Prompt A - Duplicate the part of the Greensboro College triathlon article that opens with the words containing "The plan, instead, became" and closes with "on the team.".
Prompt B -
Answer these questions from the Greensboro College triathlon article:
(i) In what city and state were the nationals held?
(ii) How large was Greensboro's existing student body?
(iii) How much was the grant Greensboro received from USA Triathlon?

Provided text -
═══
At the end of 2021, Greensboro College — an NCAA Division III school in North Carolina — announced it would be adding a varsity women’s triathlon team for the fall 2022 season. USA Triathlon Level III Certified Coach Karen Buxton had been hired as head coach and the team would join a density of new collegiate women’s triathlon programs in the state.
The hard part was done, right? Now all that was left to do was train and race.
With women’s triathlon set to potentially become the next NCAA championship sport, we’re talking a look inside what it takes to get one of these programs up and running, and meet the teams as they prepare for nationals on Nov. 12 in Tempe, Arizona.
Coach Buxton and assistant coach Matt Clancy — a fellow USA Triathlon Level III Certified Coach — took us inside the challenging world of launching a new women's collegiate triathlon squad — where there’s so more more to it than just swimming, biking and running.
Step 1: Recruit Athletes, Supporters #
After she was hired, Buxton’s very first step was finding student-athletes to flesh out the new team.
Because of restriction around the spread of COVID, she didn’t even meet anyone on campus for six or seven months. Instead, she networked and talked to other coaches. She looked up junior and high school triathletes. She scoured the internet. “Sometimes I felt like a stalker on social media,” she joked. Clancy reached out to clubs, both in the U.S. and globally.
But still they struggled to find their team. The challenge was that the majority of incoming freshman were already committed to schools by the beginning of 2022, and even if they weren’t, DIII programs don’t offer athletic scholarships.
The plan, instead, became to focus on single-sport athletes and the existing 1,000-person student body at Greensboro. The motto became: We build triathletes.
And in the late spring of 2022, they started planning for the fall season without yet knowing who they had on the team.
Step 2: Buy Equipment & Plan the Season #
To get started, Greensboro had been awarded a $20,000 grant from USA Triathlon. Buxton used it to buy four bikes “guessing at the size,” since she didn’t have specific athletes yet, and opted for equipment and kits that were the most likely to be usable for the next few years.
═══
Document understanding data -
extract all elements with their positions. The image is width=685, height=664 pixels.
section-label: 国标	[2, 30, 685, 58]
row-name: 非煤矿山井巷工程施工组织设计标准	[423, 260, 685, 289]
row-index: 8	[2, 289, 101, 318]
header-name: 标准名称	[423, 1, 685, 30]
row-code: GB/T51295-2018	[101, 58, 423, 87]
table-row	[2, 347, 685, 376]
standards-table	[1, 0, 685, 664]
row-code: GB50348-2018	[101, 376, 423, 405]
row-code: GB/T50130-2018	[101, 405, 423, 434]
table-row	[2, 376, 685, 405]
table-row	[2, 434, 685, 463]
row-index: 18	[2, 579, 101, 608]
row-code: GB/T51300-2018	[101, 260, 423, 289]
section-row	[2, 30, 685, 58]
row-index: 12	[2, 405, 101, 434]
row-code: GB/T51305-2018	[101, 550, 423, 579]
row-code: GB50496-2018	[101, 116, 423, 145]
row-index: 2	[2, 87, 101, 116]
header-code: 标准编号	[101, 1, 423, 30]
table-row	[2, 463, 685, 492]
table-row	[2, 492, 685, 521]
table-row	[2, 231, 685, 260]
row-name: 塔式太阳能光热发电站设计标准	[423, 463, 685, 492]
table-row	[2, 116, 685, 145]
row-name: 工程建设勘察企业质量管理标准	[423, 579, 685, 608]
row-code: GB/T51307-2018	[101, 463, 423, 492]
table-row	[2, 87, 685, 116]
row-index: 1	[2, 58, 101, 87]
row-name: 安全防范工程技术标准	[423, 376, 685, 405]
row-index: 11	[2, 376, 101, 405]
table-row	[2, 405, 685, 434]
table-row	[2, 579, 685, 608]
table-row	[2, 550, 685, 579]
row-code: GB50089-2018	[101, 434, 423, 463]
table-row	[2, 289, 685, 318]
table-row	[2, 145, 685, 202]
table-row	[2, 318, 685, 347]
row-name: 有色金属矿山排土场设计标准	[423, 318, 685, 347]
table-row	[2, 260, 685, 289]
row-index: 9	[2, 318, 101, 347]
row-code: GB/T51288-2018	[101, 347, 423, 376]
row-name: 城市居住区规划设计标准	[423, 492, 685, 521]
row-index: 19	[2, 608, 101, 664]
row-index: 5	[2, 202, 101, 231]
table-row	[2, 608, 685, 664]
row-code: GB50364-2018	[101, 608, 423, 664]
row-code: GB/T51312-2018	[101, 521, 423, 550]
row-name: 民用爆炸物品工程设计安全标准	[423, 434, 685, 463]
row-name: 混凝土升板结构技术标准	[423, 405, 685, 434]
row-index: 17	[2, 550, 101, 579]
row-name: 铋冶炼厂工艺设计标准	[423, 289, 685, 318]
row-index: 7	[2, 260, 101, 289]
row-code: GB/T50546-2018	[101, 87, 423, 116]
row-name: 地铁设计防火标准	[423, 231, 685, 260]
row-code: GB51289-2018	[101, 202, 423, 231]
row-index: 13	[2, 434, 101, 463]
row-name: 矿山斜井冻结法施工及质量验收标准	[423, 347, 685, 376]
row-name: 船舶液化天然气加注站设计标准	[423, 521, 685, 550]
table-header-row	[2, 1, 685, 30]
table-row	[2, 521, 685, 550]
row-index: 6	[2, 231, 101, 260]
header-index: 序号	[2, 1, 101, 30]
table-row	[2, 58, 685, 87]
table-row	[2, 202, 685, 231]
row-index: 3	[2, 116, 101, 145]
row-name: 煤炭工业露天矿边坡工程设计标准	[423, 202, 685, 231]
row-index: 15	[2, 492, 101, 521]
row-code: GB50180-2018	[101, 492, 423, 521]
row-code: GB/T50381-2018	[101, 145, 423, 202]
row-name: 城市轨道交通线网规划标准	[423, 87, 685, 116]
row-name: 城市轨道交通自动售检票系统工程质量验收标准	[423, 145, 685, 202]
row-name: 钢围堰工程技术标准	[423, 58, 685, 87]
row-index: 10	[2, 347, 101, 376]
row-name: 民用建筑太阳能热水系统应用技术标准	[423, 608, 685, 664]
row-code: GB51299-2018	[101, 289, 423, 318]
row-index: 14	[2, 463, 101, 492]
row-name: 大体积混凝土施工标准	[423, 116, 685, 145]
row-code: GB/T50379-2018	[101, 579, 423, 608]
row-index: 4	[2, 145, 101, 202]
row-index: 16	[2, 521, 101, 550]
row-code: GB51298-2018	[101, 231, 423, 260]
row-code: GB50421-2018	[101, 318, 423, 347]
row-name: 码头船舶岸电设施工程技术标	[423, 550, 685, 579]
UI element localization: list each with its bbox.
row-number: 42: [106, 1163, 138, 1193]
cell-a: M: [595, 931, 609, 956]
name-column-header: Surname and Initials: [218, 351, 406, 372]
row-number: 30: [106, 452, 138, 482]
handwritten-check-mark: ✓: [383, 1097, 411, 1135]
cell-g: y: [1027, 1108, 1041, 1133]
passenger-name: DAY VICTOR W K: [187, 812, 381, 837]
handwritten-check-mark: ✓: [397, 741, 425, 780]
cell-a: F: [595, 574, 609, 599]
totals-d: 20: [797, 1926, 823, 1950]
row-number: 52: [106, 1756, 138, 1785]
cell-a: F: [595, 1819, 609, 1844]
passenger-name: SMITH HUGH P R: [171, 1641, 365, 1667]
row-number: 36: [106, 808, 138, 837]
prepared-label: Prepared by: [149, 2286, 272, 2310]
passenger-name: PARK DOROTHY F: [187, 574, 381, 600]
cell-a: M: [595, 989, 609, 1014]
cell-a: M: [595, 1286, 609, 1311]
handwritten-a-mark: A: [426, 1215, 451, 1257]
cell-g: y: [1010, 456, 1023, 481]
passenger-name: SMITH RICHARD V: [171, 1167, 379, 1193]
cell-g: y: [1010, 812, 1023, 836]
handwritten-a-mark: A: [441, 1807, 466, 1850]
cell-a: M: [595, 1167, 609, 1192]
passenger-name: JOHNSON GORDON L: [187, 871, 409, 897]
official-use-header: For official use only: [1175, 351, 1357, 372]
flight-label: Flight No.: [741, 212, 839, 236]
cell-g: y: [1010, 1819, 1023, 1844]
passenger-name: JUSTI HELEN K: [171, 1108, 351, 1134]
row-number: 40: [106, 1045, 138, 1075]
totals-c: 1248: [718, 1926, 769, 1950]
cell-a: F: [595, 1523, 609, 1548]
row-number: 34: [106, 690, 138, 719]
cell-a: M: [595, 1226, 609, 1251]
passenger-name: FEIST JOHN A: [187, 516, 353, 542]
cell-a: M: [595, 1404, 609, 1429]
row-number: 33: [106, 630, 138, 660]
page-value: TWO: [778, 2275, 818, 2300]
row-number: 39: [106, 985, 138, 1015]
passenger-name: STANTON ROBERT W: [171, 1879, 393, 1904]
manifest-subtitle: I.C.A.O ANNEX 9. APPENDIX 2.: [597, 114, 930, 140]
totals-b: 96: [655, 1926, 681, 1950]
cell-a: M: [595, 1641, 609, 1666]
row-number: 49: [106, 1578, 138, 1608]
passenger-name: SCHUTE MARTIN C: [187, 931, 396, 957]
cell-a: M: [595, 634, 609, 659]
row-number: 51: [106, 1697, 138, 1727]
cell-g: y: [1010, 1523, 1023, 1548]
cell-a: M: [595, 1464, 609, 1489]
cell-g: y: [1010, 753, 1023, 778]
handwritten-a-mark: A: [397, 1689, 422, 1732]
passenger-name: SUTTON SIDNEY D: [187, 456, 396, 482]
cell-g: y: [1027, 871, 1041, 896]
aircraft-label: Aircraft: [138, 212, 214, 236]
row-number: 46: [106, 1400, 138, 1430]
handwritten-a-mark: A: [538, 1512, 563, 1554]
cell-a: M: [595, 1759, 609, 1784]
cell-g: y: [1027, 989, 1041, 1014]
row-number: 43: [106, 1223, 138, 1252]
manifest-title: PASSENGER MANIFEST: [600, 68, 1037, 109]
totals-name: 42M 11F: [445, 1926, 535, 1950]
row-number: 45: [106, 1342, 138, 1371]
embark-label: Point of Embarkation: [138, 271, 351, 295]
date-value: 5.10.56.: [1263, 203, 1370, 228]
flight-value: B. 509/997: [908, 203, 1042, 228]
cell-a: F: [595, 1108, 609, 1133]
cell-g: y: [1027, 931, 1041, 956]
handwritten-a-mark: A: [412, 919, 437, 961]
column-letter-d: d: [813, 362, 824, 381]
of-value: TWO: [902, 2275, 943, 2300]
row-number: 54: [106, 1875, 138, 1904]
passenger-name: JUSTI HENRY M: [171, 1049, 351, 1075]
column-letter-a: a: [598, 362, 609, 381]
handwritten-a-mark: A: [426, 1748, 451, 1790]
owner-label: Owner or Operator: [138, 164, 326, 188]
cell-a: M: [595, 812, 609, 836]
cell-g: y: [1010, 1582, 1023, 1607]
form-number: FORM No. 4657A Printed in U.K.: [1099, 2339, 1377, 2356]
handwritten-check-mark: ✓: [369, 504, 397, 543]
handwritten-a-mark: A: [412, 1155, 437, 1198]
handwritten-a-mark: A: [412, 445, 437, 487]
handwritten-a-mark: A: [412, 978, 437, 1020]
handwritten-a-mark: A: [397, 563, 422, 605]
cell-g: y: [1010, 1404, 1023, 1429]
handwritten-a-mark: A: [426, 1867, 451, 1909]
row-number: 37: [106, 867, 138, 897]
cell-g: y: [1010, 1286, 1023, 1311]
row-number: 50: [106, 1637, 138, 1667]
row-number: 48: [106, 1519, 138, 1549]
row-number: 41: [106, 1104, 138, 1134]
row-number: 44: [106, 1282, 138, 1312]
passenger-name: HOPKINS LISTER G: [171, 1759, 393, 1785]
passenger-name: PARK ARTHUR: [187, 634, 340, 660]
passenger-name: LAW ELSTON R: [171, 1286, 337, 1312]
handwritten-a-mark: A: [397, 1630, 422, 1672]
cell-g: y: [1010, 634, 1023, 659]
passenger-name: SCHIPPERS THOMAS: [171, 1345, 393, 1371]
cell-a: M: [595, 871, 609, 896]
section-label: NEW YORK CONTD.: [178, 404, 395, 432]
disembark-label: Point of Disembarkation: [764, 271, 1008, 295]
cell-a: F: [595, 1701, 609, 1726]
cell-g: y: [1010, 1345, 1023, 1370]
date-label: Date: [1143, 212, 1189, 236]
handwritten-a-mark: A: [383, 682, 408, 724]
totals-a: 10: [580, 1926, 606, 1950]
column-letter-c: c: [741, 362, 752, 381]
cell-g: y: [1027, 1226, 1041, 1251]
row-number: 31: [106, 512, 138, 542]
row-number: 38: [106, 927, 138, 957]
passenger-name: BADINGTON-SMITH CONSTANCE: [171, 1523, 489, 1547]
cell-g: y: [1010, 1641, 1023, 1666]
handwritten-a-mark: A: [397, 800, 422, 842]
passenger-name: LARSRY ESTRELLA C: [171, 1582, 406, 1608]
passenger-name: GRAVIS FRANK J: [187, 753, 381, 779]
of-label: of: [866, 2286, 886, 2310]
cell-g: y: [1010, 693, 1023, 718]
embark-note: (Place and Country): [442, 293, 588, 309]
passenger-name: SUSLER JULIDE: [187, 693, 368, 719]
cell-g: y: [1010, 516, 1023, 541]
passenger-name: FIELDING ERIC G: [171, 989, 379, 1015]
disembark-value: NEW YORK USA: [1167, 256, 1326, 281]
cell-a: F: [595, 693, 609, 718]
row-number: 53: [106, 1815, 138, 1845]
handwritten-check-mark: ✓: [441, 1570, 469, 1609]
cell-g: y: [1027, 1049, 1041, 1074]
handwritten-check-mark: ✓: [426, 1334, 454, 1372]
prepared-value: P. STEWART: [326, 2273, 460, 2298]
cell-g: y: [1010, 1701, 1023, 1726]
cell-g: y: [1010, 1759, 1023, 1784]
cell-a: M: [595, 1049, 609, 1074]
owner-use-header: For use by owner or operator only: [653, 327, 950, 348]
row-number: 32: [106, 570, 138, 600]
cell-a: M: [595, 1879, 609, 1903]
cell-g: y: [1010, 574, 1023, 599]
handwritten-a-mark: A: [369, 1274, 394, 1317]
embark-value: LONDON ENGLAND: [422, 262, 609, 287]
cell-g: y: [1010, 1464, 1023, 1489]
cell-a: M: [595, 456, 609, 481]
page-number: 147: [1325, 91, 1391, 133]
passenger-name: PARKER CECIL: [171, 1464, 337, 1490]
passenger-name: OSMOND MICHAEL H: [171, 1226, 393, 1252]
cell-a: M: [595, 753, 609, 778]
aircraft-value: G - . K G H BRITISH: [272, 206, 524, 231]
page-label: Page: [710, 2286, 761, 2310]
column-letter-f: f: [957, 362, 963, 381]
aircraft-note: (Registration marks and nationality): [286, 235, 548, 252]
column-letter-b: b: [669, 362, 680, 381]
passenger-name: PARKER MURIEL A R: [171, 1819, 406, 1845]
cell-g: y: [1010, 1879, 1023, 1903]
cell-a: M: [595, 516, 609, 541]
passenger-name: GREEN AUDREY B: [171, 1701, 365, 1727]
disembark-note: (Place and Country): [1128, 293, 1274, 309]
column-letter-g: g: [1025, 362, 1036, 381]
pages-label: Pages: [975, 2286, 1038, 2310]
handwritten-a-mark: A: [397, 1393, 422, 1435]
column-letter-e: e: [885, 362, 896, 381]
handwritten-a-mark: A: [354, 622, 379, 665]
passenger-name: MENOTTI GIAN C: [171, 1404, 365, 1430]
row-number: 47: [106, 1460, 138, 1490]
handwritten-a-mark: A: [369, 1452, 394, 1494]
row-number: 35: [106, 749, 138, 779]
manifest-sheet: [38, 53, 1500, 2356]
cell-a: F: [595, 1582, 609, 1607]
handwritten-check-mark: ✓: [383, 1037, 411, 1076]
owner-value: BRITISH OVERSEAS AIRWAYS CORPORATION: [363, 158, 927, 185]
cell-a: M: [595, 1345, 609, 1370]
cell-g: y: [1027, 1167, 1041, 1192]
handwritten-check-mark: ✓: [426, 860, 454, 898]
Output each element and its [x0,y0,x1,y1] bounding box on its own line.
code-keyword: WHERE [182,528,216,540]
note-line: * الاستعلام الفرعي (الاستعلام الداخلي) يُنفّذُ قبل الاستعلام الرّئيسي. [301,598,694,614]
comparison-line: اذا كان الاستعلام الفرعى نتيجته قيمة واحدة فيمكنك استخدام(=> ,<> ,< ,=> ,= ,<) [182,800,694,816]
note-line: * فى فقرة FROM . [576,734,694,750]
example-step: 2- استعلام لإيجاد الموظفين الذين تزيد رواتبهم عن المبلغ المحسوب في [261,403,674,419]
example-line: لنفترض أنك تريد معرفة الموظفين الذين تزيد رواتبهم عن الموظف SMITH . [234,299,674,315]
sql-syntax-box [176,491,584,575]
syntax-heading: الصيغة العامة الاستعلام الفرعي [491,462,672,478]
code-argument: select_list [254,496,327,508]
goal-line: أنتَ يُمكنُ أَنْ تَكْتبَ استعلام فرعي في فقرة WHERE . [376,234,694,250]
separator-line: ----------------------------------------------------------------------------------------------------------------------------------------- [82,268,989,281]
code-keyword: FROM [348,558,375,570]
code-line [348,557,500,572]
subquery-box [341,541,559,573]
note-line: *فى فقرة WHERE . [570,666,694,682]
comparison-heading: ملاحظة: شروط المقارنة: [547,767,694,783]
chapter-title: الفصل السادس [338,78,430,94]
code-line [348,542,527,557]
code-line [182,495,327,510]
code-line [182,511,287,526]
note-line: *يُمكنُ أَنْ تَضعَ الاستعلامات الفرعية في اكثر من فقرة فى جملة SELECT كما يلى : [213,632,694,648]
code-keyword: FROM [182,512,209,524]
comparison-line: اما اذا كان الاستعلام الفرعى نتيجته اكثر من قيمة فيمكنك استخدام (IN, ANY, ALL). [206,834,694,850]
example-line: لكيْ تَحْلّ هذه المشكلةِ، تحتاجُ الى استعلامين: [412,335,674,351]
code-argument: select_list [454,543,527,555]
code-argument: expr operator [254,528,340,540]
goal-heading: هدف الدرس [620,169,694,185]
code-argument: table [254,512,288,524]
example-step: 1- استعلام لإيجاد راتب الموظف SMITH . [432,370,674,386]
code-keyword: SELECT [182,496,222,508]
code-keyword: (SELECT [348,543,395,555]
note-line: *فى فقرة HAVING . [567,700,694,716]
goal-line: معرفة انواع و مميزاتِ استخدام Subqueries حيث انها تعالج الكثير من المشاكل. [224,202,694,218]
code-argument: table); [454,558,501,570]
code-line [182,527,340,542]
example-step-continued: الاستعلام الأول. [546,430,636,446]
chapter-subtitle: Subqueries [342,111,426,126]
═══
Answer space A -
The plan, instead, became to focus on single-sport athletes and the existing 1,000-person student body at Greensboro. The motto became: We build triathletes.
And in the late spring of 2022, they started planning for the fall season without yet knowing who they had on the team.

Answer space B -
(i) Tempe, Arizona
(ii) 1,000 people
(iii) $20,000